WHAT TO DO
Using the data below, copy each line that includes the word "Black".
::: RECORDS PROVIDED
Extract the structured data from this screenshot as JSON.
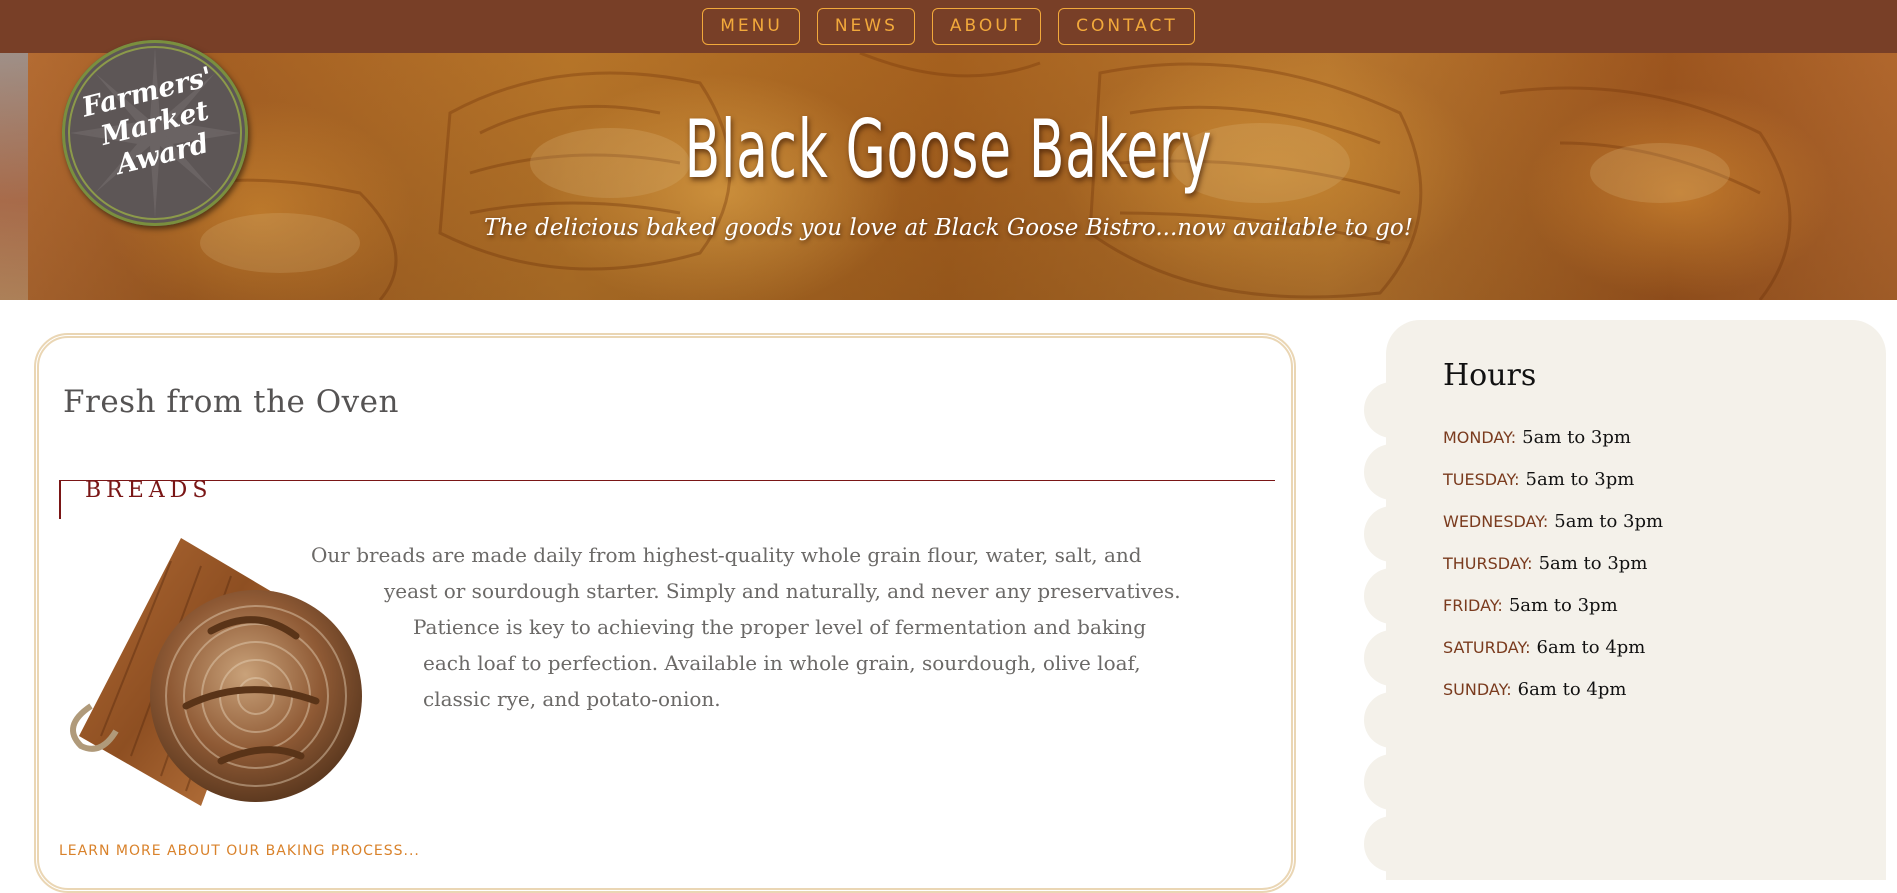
{
  "nav": {
    "items": [
      {
        "label": "MENU"
      },
      {
        "label": "NEWS"
      },
      {
        "label": "ABOUT"
      },
      {
        "label": "CONTACT"
      }
    ]
  },
  "hero": {
    "title": "Black Goose Bakery",
    "tagline": "The delicious baked goods you love at Black Goose Bistro...now available to go!",
    "award": {
      "line1": "Farmers'",
      "line2": "Market",
      "line3": "Award"
    }
  },
  "main": {
    "title": "Fresh from the Oven",
    "section_heading": "BREADS",
    "paragraph_lines": [
      "Our breads are made daily from highest-quality whole grain flour, water, salt, and",
      "yeast or sourdough starter. Simply and naturally, and never any preservatives.",
      "Patience is key to achieving the proper level of fermentation and baking",
      "each loaf to perfection. Available in whole grain, sourdough, olive loaf,",
      "classic rye, and potato-onion."
    ],
    "learn_more": "LEARN MORE ABOUT OUR BAKING PROCESS..."
  },
  "sidebar": {
    "title": "Hours",
    "hours": [
      {
        "day": "Monday:",
        "time": "5am to 3pm"
      },
      {
        "day": "Tuesday:",
        "time": "5am to 3pm"
      },
      {
        "day": "Wednesday:",
        "time": "5am to 3pm"
      },
      {
        "day": "Thursday:",
        "time": "5am to 3pm"
      },
      {
        "day": "Friday:",
        "time": "5am to 3pm"
      },
      {
        "day": "Saturday:",
        "time": "6am to 4pm"
      },
      {
        "day": "Sunday:",
        "time": "6am to 4pm"
      }
    ]
  },
  "colors": {
    "nav_background": "#783f27",
    "nav_accent": "#f2a93b",
    "heading_red": "#7a1616",
    "link_orange": "#d9822b",
    "sidebar_background": "#f4f1ea"
  }
}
::::::
CORRECT RESULT
    "title": "Black Goose Bakery",
    "tagline": "The delicious baked goods you love at Black Goose Bistro...now available to go!",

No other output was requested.